* **Problem details**:
Quote the records in full and leave their pictures out.
===== Record excerpts =====
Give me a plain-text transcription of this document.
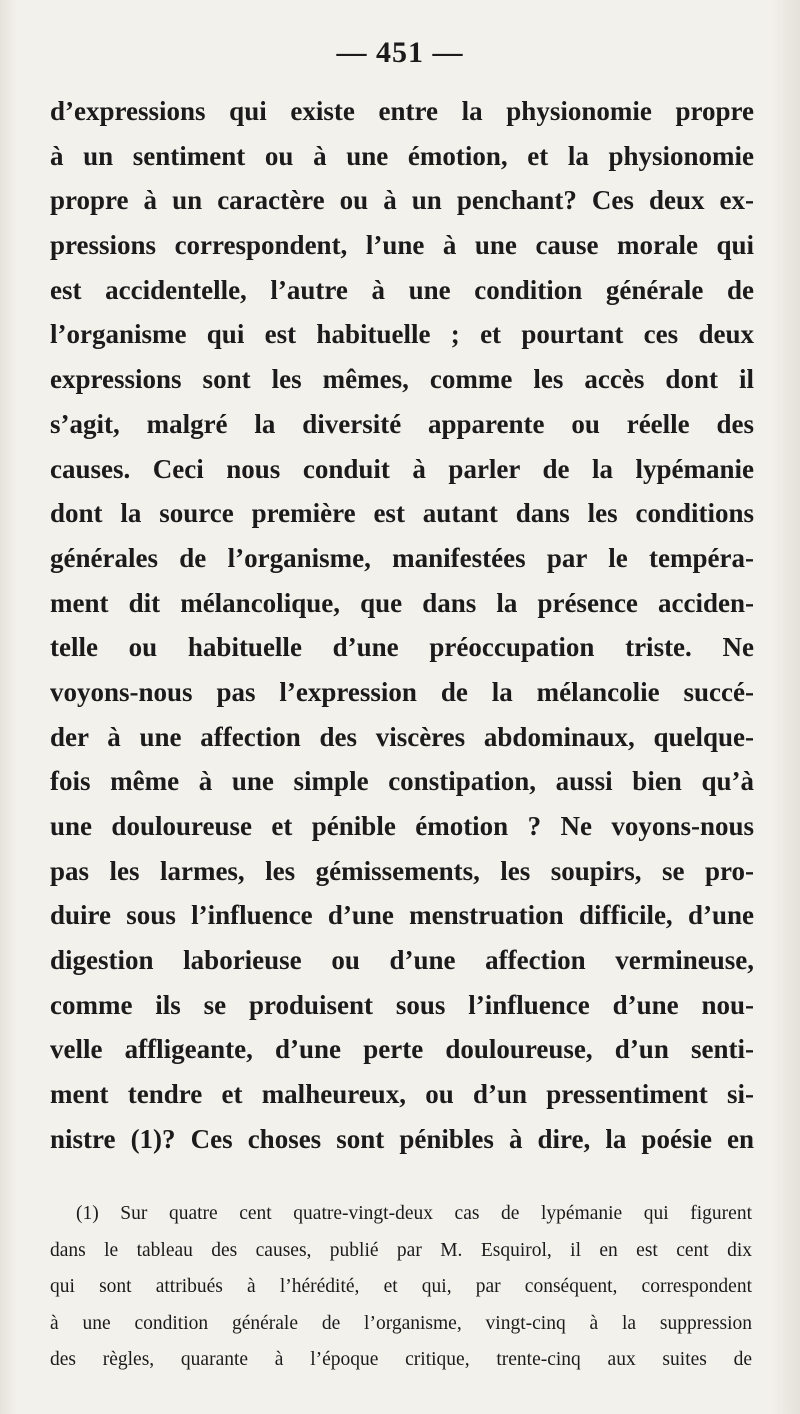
— 451 —
d’expressions qui existe entre la physionomie propre
à un sentiment ou à une émotion, et la physionomie
propre à un caractère ou à un penchant? Ces deux ex-
pressions correspondent, l’une à une cause morale qui
est accidentelle, l’autre à une condition générale de
l’organisme qui est habituelle ; et pourtant ces deux
expressions sont les mêmes, comme les accès dont il
s’agit, malgré la diversité apparente ou réelle des
causes. Ceci nous conduit à parler de la lypémanie
dont la source première est autant dans les conditions
générales de l’organisme, manifestées par le tempéra-
ment dit mélancolique, que dans la présence acciden-
telle ou habituelle d’une préoccupation triste. Ne
voyons-nous pas l’expression de la mélancolie succé-
der à une affection des viscères abdominaux, quelque-
fois même à une simple constipation, aussi bien qu’à
une douloureuse et pénible émotion ? Ne voyons-nous
pas les larmes, les gémissements, les soupirs, se pro-
duire sous l’influence d’une menstruation difficile, d’une
digestion laborieuse ou d’une affection vermineuse,
comme ils se produisent sous l’influence d’une nou-
velle affligeante, d’une perte douloureuse, d’un senti-
ment tendre et malheureux, ou d’un pressentiment si-
nistre (1)? Ces choses sont pénibles à dire, la poésie en
(1) Sur quatre cent quatre-vingt-deux cas de lypémanie qui figurent
dans le tableau des causes, publié par M. Esquirol, il en est cent dix
qui sont attribués à l’hérédité, et qui, par conséquent, correspondent
à une condition générale de l’organisme, vingt-cinq à la suppression
des règles, quarante à l’époque critique, trente-cinq aux suites de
=====
* **Worked answer**:
Give me a plain-text transcription of this document.
— 451 —
d’expressions qui existe entre la physionomie propre
à un sentiment ou à une émotion, et la physionomie
propre à un caractère ou à un penchant? Ces deux ex-
pressions correspondent, l’une à une cause morale qui
est accidentelle, l’autre à une condition générale de
l’organisme qui est habituelle ; et pourtant ces deux
expressions sont les mêmes, comme les accès dont il
s’agit, malgré la diversité apparente ou réelle des
causes. Ceci nous conduit à parler de la lypémanie
dont la source première est autant dans les conditions
générales de l’organisme, manifestées par le tempéra-
ment dit mélancolique, que dans la présence acciden-
telle ou habituelle d’une préoccupation triste. Ne
voyons-nous pas l’expression de la mélancolie succé-
der à une affection des viscères abdominaux, quelque-
fois même à une simple constipation, aussi bien qu’à
une douloureuse et pénible émotion ? Ne voyons-nous
pas les larmes, les gémissements, les soupirs, se pro-
duire sous l’influence d’une menstruation difficile, d’une
digestion laborieuse ou d’une affection vermineuse,
comme ils se produisent sous l’influence d’une nou-
velle affligeante, d’une perte douloureuse, d’un senti-
ment tendre et malheureux, ou d’un pressentiment si-
nistre (1)? Ces choses sont pénibles à dire, la poésie en
(1) Sur quatre cent quatre-vingt-deux cas de lypémanie qui figurent
dans le tableau des causes, publié par M. Esquirol, il en est cent dix
qui sont attribués à l’hérédité, et qui, par conséquent, correspondent
à une condition générale de l’organisme, vingt-cinq à la suppression
des règles, quarante à l’époque critique, trente-cinq aux suites de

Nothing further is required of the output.